• Extrait du texte:
Si l’utilisation du terme « familles monoparentales » est juste parce qu’il inclue les hommes dans une démarche d’égalité, elle a pour effet de les mettre dans une catégorie parmi tant d’autres. Le propos ne peut être de nier ou stigmatiser les pères : nous aurions tort de différencier les difficultés qui se posent à eux. Il s’agit de comprendre que ces familles ne sont pas toutes égales du point de vue du genre. Il s’agit de compenser une inégalité profonde dans notre société, qui place les femmes en situation de fragilité, en les laissant assumer seules la charge mentale, financière et éducative d’une famille.
Les politiques doivent se saisir de cette question parce que nous devons prendre en compte le manque de temps et de disponibilité pour mener ces combats. Parce que le quotidien est trop lourd et qu’elles portent la charge mentale d’une famille, elles sont souvent absentes du champ de la représentation. Comment trouver le temps, la ressource, l’énergie de s’investir en plus dans un parti, un syndicat ou un mouvement citoyen ?
La question des droits des femmes rejoint forcément celle des femmes seules avec enfant(s), car comme tous les combats féministes, elle vise à sortir les femmes de l’invisibilité ou de la discrimination. Comme Gisèle Halimi, Delphine Seyrig, Simone Veil ou encore les 343 femmes qui signaient le manifeste du 5 avril 1971, nous devons refuser aujourd’hui de faire subsister le mythe d’une femme qui n’exprime pas ses besoins car la société les a trop longtemps relégués.
Les responsables politiques sont face à un vaste défi contemporain : celui d’assurer les conditions de l’indépendance et de l’épanouissement des femmes seules avec enfant(s). Il est temps que cet angle mort des politiques publiques soit dans nos esprits et dans nos actes. Notre rôle est celui de leur redonner le choix : le choix de donner une éducation exigeante à leurs enfants, le choix de se cultiver, le choix de travailler comme elles le souhaitent, le choix de maintenir une vie sociale. En identifiant les zones de fragilité, nous comprenons que les enjeux se font à tous niveaux, car c’est un ensemble de facteurs qui les poussent à l’isolement et à la précarité.

• Exercices:
1. Répondez brièvement aux questions suivantes sur l'extrait consacré aux familles monoparentales.
(a) Quelles charges d'une famille les femmes sont-elles laissées à assumer seules ?
(b) Dans quelles structures est-il difficile de trouver le temps de s'investir en plus ?
(c) À quelle date les 343 femmes ont-elles signé leur manifeste ?
2. Recopiez fidèlement le passage de l'extrait consacré aux familles monoparentales, de « Les responsables politiques » à « à la précarité. ».
La liste ci-dessous provient d'une source distincte de l'extrait.

• Données fournies:

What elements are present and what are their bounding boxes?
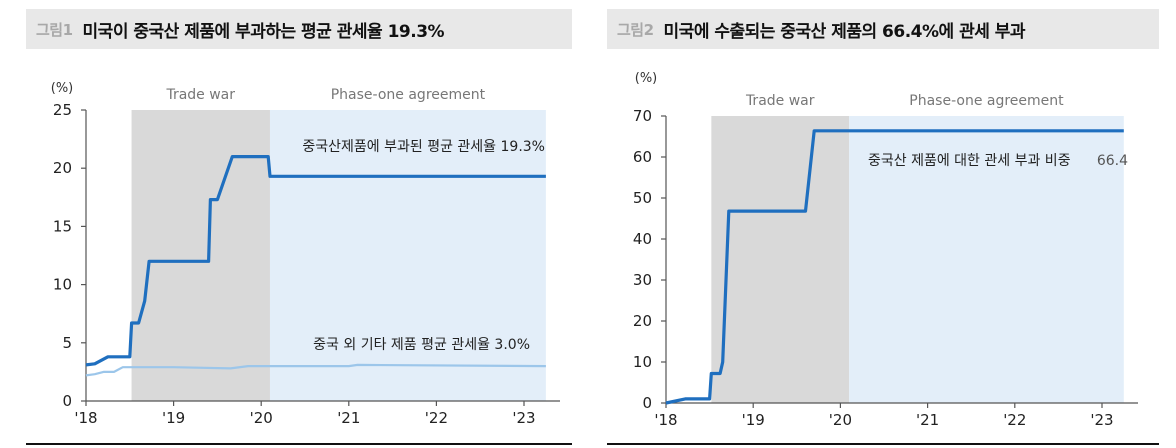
figure-2-y-tick-label: 70 — [633, 107, 652, 125]
figure-1-y-tick-label: 5 — [62, 334, 72, 352]
figure-2-bottom-rule — [607, 443, 1159, 445]
figure-1-x-tick-label: '20 — [250, 409, 273, 427]
figure-1-y-tick-label: 15 — [53, 217, 72, 235]
figure-2-y-tick-label: 50 — [633, 189, 652, 207]
figure-1-trade-war-label: Trade war — [165, 87, 235, 103]
figure-1-series-1-annotation: 중국산제품에 부과된 평균 관세율 19.3% — [302, 139, 545, 155]
figure-1-y-tick-label: 25 — [53, 101, 72, 119]
figure-2-y-tick-label: 10 — [633, 353, 652, 371]
figure-1-chart: Trade war Phase-one agreement (%) 0 5 10 15 20 2… — [51, 81, 560, 427]
figure-1-x-tick-label: '21 — [337, 409, 360, 427]
figure-2-y-unit-label: (%) — [635, 71, 658, 86]
figure-2-title: 미국에 수출되는 중국산 제품의 66.4%에 관세 부과 — [663, 21, 1026, 42]
figure-2-y-tick-label: 30 — [633, 271, 652, 289]
figure-2-x-tick-label: '20 — [829, 411, 852, 429]
figure-1-bottom-rule — [26, 443, 572, 445]
figure-2-y-tick-label: 40 — [633, 230, 652, 248]
figure-2-series-1-value: 66.4 — [1097, 153, 1128, 169]
figure-2-x-tick-label: '21 — [916, 411, 939, 429]
figure-2-phase-one-band — [849, 116, 1124, 403]
figure-1-phase-one-label: Phase-one agreement — [331, 87, 486, 103]
figure-2-number: 그림2 — [617, 20, 654, 39]
figure-2-x-tick-label: '18 — [654, 411, 677, 429]
figure-1-series-2-line — [85, 363, 546, 377]
figure-2-title-bar: 그림2 미국에 수출되는 중국산 제품의 66.4%에 관세 부과 — [607, 9, 1159, 49]
figure-1-x-tick-label: '18 — [74, 409, 97, 427]
figure-1-title-bar: 그림1 미국이 중국산 제품에 부과하는 평균 관세율 19.3% — [26, 9, 572, 49]
figure-1-y-tick-label: 10 — [53, 276, 72, 294]
figure-1-x-tick-label: '19 — [162, 409, 185, 427]
figure-2-y-tick-label: 60 — [633, 148, 652, 166]
figure-1-title: 미국이 중국산 제품에 부과하는 평균 관세율 19.3% — [82, 21, 445, 42]
figure-1-y-tick-label: 20 — [53, 159, 72, 177]
figure-2-series-1-line — [665, 129, 1124, 405]
figure-1-panel: 그림1 미국이 중국산 제품에 부과하는 평균 관세율 19.3% Trade … — [26, 9, 572, 445]
figure-1-y-tick-label: 0 — [62, 392, 72, 410]
figure-1-phase-one-band — [269, 110, 546, 401]
figure-2-y-tick-label: 20 — [633, 312, 652, 330]
figure-1-x-tick-label: '22 — [425, 409, 448, 427]
figure-1-series-2-annotation: 중국 외 기타 제품 평균 관세율 3.0% — [313, 337, 530, 353]
figure-1-x-tick-label: '23 — [512, 409, 535, 427]
figure-2-x-tick-label: '23 — [1090, 411, 1113, 429]
figure-1-y-unit-label: (%) — [51, 81, 74, 96]
figure-1-series-1-line — [85, 155, 546, 367]
figure-1-number: 그림1 — [36, 20, 73, 39]
figure-2-y-tick-label: 0 — [642, 394, 652, 412]
figure-2-series-1-annotation: 중국산 제품에 대한 관세 부과 비중 — [868, 153, 1071, 169]
figure-2-trade-war-label: Trade war — [745, 93, 815, 109]
figure-1-trade-war-band — [131, 110, 270, 401]
figure-2-x-tick-label: '19 — [742, 411, 765, 429]
figure-2-phase-one-label: Phase-one agreement — [909, 93, 1064, 109]
figure-2-trade-war-band — [711, 116, 850, 403]
figure-2-x-tick-label: '22 — [1003, 411, 1026, 429]
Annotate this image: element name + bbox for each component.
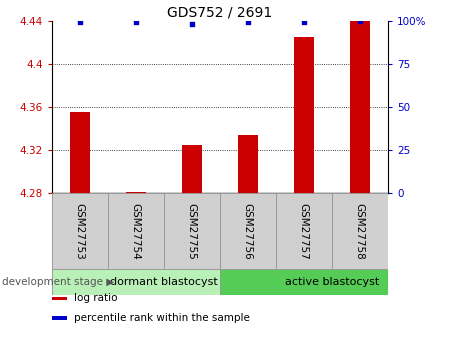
- Bar: [70, 112, 90, 193]
- Bar: [238, 135, 258, 193]
- Bar: [220, 193, 276, 269]
- Bar: [220, 269, 388, 295]
- Bar: [164, 193, 220, 269]
- Bar: [52, 316, 67, 320]
- Text: GSM27757: GSM27757: [299, 203, 309, 259]
- Bar: [294, 37, 313, 193]
- Bar: [350, 21, 370, 193]
- Point: [244, 20, 252, 25]
- Text: percentile rank within the sample: percentile rank within the sample: [74, 313, 249, 323]
- Bar: [182, 145, 202, 193]
- Point: [76, 20, 83, 25]
- Text: active blastocyst: active blastocyst: [285, 277, 379, 287]
- Text: GSM27753: GSM27753: [75, 203, 85, 259]
- Text: development stage ▶: development stage ▶: [2, 277, 115, 287]
- Point: [188, 21, 195, 27]
- Bar: [108, 193, 164, 269]
- Text: GSM27758: GSM27758: [355, 203, 365, 259]
- Bar: [332, 193, 388, 269]
- Point: [132, 20, 139, 25]
- Bar: [126, 192, 146, 193]
- Bar: [52, 297, 67, 300]
- Point: [356, 18, 364, 23]
- Text: log ratio: log ratio: [74, 294, 117, 303]
- Bar: [52, 269, 220, 295]
- Text: GSM27755: GSM27755: [187, 203, 197, 259]
- Bar: [276, 193, 332, 269]
- Text: dormant blastocyst: dormant blastocyst: [110, 277, 218, 287]
- Text: GSM27754: GSM27754: [131, 203, 141, 259]
- Text: GSM27756: GSM27756: [243, 203, 253, 259]
- Point: [300, 20, 308, 25]
- Bar: [52, 193, 108, 269]
- Title: GDS752 / 2691: GDS752 / 2691: [167, 6, 272, 20]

• Corrigé:
1.
(a) La charge mentale, financière et éducative.
(b) Un parti, un syndicat ou un mouvement citoyen.
(c) Le 5 avril 1971.

2.
Les responsables politiques sont face à un vaste défi contemporain : celui d’assurer les conditions de l’indépendance et de l’épanouissement des femmes seules avec enfant(s). Il est temps que cet angle mort des politiques publiques soit dans nos esprits et dans nos actes. Notre rôle est celui de leur redonner le choix : le choix de donner une éducation exigeante à leurs enfants, le choix de se cultiver, le choix de travailler comme elles le souhaitent, le choix de maintenir une vie sociale. En identifiant les zones de fragilité, nous comprenons que les enjeux se font à tous niveaux, car c’est un ensemble de facteurs qui les poussent à l’isolement et à la précarité.